== What you are asked to do ==
Filter the data below for the string "сжигания" and copy each matching line.

*** Data extract

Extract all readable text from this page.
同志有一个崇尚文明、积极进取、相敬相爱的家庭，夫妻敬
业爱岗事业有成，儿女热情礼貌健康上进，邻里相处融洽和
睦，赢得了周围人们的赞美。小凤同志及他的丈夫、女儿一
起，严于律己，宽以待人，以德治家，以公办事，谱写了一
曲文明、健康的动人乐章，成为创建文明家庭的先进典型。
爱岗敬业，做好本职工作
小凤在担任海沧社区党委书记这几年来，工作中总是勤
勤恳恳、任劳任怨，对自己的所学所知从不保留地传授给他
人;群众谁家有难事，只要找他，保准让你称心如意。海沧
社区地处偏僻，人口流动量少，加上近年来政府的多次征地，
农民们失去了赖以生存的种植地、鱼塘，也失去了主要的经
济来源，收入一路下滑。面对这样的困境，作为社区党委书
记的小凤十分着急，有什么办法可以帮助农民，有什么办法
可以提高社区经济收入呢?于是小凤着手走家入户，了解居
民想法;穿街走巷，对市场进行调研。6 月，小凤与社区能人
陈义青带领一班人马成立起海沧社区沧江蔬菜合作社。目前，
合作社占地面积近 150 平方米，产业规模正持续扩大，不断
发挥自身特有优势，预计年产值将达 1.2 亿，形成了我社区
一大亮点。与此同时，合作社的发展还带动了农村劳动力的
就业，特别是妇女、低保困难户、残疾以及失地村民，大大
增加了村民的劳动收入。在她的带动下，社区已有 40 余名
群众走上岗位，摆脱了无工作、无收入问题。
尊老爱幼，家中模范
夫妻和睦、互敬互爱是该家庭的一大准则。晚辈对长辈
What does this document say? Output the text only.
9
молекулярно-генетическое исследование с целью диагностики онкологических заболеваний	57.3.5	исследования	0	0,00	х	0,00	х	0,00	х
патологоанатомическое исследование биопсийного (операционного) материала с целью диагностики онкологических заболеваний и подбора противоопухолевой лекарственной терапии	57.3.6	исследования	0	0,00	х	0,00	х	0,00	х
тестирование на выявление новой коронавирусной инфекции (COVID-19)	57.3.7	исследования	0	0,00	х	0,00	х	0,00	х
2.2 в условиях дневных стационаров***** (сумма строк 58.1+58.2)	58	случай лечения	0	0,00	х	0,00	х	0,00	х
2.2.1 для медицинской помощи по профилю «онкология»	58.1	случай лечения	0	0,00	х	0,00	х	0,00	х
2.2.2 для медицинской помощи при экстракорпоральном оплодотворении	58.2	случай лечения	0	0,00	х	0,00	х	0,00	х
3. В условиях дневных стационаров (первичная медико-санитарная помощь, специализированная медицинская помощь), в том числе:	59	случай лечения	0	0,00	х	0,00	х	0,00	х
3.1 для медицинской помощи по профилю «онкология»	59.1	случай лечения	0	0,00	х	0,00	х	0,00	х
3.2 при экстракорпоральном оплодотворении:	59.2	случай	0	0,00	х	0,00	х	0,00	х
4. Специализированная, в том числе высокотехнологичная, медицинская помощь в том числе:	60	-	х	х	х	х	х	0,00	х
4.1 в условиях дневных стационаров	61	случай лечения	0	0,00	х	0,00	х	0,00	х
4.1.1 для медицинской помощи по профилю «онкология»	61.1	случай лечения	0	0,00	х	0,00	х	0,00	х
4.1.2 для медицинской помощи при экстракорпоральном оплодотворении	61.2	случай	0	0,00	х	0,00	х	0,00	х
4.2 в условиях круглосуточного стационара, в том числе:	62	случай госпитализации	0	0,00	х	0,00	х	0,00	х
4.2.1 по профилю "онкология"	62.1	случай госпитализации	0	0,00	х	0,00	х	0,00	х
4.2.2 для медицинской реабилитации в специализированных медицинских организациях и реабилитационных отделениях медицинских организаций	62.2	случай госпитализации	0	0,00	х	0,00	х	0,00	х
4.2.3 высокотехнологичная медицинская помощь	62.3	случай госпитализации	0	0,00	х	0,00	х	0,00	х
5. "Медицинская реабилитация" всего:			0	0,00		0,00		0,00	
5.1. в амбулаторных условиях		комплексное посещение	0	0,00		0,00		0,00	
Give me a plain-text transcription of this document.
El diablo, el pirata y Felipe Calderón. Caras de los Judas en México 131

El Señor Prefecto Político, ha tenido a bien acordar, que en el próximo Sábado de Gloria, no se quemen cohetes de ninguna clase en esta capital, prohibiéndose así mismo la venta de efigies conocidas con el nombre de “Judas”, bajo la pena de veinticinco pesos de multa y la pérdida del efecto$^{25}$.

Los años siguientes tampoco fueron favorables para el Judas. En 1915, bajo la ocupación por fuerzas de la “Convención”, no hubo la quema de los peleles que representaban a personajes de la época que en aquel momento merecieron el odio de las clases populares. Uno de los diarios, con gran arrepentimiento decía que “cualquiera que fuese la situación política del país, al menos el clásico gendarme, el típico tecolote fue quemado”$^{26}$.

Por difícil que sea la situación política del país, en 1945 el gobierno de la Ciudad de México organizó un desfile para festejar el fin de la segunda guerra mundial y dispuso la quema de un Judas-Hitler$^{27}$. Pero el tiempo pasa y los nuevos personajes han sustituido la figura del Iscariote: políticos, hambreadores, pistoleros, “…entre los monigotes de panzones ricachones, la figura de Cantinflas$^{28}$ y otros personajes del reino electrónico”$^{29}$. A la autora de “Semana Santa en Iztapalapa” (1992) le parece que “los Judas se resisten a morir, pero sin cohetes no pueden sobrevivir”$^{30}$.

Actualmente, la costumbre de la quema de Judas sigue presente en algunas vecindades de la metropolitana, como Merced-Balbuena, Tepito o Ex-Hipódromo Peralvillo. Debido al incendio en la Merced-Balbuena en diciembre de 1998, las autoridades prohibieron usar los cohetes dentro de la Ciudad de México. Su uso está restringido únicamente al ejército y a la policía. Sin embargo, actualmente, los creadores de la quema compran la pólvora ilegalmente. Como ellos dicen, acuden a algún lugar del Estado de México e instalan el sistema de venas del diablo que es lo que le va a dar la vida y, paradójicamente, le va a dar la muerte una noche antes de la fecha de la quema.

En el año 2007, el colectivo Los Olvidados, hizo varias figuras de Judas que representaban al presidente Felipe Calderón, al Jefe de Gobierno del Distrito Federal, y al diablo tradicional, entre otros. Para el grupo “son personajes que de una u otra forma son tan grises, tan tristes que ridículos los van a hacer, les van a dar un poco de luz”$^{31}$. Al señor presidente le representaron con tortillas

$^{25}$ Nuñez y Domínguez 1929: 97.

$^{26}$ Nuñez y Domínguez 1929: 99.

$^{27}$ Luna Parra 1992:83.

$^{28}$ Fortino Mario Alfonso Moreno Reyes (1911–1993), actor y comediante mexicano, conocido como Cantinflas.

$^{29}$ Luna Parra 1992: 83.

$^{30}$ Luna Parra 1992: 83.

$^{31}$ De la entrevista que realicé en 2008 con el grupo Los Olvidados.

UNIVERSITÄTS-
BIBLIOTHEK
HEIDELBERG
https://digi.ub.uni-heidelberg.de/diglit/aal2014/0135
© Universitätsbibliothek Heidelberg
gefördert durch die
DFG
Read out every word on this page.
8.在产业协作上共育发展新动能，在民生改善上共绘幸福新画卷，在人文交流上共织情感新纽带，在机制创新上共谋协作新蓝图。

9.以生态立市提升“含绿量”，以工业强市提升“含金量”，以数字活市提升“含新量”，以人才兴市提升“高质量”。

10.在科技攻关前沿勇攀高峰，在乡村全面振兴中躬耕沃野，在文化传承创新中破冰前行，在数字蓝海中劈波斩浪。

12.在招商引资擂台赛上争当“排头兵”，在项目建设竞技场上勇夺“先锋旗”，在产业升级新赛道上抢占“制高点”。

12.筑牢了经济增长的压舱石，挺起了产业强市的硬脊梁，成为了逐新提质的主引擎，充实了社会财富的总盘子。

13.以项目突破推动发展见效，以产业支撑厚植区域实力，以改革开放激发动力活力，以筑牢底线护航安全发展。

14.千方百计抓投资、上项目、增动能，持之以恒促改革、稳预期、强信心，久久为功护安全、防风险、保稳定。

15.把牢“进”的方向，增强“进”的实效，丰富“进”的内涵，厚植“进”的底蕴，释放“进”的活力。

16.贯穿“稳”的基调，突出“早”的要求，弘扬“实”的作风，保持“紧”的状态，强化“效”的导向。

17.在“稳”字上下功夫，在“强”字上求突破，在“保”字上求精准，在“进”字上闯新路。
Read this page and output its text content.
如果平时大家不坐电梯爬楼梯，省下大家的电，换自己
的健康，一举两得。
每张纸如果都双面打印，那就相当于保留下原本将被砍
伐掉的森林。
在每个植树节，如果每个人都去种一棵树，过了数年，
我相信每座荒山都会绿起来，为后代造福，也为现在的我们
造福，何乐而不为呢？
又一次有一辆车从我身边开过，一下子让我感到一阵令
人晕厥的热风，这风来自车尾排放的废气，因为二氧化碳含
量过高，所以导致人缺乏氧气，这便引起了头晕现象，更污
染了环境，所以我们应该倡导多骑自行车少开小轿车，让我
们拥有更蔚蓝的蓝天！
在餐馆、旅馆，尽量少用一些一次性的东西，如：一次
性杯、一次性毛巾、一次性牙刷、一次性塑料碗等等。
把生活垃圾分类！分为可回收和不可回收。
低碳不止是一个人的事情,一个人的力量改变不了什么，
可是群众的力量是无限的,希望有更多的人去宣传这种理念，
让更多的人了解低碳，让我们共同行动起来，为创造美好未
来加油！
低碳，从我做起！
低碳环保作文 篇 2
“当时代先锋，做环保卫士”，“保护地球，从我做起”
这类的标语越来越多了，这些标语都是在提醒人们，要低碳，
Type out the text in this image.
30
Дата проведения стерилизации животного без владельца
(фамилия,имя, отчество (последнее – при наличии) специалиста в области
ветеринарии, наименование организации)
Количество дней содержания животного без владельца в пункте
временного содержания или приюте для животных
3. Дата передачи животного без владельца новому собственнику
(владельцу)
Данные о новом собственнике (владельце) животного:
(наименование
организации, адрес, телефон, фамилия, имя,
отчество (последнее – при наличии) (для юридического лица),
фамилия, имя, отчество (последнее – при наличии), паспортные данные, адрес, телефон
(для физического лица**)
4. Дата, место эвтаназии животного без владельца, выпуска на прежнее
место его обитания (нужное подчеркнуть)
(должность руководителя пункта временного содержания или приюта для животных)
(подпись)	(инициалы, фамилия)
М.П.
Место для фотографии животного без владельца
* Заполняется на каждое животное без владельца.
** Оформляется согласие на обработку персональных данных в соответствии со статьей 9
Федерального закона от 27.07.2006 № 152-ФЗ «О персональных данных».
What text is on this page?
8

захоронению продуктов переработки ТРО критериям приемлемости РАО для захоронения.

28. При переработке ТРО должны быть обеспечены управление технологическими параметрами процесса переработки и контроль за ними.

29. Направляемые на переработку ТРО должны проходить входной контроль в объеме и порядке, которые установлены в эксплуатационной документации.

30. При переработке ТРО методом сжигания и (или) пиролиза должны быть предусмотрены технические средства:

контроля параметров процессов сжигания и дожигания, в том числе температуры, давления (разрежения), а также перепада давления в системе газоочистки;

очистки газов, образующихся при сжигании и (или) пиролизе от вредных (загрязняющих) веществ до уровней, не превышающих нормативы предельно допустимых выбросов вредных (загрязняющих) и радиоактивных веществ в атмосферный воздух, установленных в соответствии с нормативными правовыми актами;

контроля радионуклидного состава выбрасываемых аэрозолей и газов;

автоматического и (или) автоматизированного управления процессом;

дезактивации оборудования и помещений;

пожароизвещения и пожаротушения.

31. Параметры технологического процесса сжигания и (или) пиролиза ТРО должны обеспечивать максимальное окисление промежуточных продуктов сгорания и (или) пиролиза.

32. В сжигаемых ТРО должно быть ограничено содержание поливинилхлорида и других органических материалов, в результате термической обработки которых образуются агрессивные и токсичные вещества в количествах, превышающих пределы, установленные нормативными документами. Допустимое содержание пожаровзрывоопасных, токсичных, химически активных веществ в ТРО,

******

== Problem solution ==
30. При переработке ТРО методом сжигания и (или) пиролиза должны быть предусмотрены технические средства:
контроля параметров процессов сжигания и дожигания, в том числе температуры, давления (разрежения), а также перепада давления в системе газоочистки;
31. Параметры технологического процесса сжигания и (или) пиролиза ТРО должны обеспечивать максимальное окисление промежуточных продуктов сгорания и (или) пиролиза.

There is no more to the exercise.